- **Excerto da página**:
#####

Carta à CMVM àcerca do caso Lisnave em 25-10-2000

Ex.mos Senhores,

Recebi uma resposta da CMVM a uma mensagem minha sobre o caso Lisnave. A CMVM, nessa nota, mencionou o facto de a OPA da Navivessel ser legal e enumerou os artigos da lei que estavam a ser cumpridos.

Mas é só isto que uma entidade de supervisão faz? Verificar se toda a lei (de interpretação subjectiva muitas vezes) se cumpre? Então e os aspectos materiais da questão não contam? Este caso da Lisnave é um assalto ao bolso dos pequenos accionistas. Compra-se a 25 cêntimos de euro acções que a maioria dos pequenos accionistas compraram a 2 a 3 a 4 e a 5 contos antes. As descidas foram só parcialmente explicadas pela má situação da empresa. Paralelamente a isso houve um processo de expulsão dos pequenos accionistas da empresa por tuta e meia.

Trata-se de uma tentativa de extorsão evidente. Alguém QUER as acções só para si, e a empresa não deve fechar. Os contratos para a construção de submarinos da Armada estão quase garantidos (o Ministro da Defesa Castro Caldas assim o disse, e mencionou a Lisnave e os E.N.Viana do Castelo como as empresas beneficiadas). A instalação da Lisnave nos estaleiros militares do Alfeite também parece indicar uma relação duradoura entre a empresa e a Armada, envolvendo futuras reparações de corvetas e outros navios. O petróleo está em alta, o que trará, a médio prazo, uma explosão de encomendas do sector do drilling. Já antevendo a possível (ainda que não certa) boa situação futura, a Lisnave não desarma e continua a preparar o seu estaleiro da Mitrena. Segundo o relatório e contas da Lisnave de 1999, a Lisnave ainda é um dos 6 maiores estaleiros do Mundo. É este o cenário de uma falência? Não parece, pelo menos o estaleiro não fechará as portas já. Sendo assim, a tentativa de aproveitar a actual baixa cotação das acções para as comprar baratas é um acto de pirataria financeira, com laivos de assalto à mão armada, que faz lembrar o Far-West.

#####

- **Extrato de dados**:
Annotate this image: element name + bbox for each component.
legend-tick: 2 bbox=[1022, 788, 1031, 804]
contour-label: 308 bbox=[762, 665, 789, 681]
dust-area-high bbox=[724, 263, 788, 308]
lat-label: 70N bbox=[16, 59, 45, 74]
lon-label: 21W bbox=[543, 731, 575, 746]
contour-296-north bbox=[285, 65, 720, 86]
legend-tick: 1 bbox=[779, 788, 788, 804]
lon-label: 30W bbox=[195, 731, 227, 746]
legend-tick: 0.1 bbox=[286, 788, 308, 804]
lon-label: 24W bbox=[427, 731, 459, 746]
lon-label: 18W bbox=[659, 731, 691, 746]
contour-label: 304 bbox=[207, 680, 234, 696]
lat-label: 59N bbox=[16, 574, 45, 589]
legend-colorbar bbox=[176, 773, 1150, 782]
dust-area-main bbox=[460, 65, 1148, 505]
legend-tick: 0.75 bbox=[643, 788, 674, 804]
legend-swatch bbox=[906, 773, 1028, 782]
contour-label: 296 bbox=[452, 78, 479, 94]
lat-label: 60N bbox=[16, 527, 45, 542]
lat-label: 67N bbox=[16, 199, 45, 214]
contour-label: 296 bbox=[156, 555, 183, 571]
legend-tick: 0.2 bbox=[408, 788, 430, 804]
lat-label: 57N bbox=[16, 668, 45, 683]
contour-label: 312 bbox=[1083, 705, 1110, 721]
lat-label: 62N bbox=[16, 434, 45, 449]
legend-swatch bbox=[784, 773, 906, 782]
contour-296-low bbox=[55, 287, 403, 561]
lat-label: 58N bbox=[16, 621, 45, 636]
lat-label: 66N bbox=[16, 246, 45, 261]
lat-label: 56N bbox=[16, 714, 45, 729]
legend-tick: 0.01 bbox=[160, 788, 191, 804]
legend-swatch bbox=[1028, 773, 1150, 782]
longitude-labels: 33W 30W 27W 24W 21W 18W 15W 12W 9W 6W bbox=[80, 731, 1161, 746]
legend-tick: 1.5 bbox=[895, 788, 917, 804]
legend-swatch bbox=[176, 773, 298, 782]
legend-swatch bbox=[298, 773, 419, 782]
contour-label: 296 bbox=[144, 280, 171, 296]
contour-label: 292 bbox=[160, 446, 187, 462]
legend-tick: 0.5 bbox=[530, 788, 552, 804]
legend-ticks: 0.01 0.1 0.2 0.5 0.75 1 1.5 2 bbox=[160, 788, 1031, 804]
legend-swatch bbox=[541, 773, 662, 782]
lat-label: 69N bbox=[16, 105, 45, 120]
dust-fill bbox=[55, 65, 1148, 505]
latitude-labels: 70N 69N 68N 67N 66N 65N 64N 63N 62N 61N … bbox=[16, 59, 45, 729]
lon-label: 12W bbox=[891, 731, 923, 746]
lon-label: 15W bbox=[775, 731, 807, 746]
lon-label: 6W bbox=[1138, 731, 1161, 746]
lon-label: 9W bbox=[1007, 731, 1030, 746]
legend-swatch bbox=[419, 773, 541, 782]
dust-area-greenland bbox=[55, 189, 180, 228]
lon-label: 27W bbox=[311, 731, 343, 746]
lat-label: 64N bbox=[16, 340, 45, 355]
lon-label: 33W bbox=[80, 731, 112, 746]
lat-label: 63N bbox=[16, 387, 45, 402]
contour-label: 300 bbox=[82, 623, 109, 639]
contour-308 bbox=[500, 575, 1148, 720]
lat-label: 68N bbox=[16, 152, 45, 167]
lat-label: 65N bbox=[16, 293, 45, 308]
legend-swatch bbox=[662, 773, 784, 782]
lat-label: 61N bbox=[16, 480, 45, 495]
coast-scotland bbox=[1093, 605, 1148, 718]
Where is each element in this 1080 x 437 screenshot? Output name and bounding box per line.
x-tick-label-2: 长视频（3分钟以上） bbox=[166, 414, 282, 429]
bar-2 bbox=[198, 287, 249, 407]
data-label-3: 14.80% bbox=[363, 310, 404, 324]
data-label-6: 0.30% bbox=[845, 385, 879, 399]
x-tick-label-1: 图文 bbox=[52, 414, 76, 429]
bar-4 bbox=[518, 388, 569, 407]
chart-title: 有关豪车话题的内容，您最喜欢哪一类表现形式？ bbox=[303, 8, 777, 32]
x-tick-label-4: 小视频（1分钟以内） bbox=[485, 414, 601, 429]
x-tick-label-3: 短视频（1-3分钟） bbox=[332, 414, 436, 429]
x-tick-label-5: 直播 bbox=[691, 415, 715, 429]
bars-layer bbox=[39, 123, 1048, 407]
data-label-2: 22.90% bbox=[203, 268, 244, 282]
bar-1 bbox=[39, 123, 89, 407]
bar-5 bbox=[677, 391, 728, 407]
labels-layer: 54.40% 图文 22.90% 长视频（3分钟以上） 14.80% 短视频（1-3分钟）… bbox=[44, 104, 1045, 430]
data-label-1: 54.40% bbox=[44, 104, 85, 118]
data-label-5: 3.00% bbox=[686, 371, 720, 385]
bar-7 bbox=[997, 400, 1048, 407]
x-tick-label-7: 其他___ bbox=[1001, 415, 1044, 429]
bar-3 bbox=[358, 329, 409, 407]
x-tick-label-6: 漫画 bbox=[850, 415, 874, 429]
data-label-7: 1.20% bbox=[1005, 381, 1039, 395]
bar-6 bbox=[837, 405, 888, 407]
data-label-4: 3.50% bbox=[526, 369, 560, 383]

#####

- **Instruções do exercício**:
A - Transcreva da carta sobre o caso Lisnave o trecho que começa em "Recebi uma resposta" e vai até "a ser cumpridos.".
B - Indique se cada afirmação está de acordo com a carta sobre o caso Lisnave, respondendo sim ou não e citando as palavras da carta que o decidem. (i) A CMVM respondeu que a OPA da Navivessel era ilegal. (ii) Segundo o relatório e contas de 1999, a Lisnave é um dos 6 maiores estaleiros do Mundo. (iii) O Ministro da Defesa apontou a Lisnave e os E.N.Viana do Castelo como as empresas beneficiadas.
As linhas não são precisas para este exercício.

- **Resultados por tarefa**:
A -
Recebi uma resposta da CMVM a uma mensagem minha sobre o caso Lisnave. A CMVM, nessa nota, mencionou o facto de a OPA da Navivessel ser legal e enumerou os artigos da lei que estavam a ser cumpridos.

B -
(i) Não: "mencionou o facto de a OPA da Navivessel ser legal".
(ii) Sim: "Segundo o relatório e contas da Lisnave de 1999, a Lisnave ainda é um dos 6 maiores estaleiros do Mundo".
(iii) Sim: "mencionou a Lisnave e os E.N.Viana do Castelo como as empresas beneficiadas".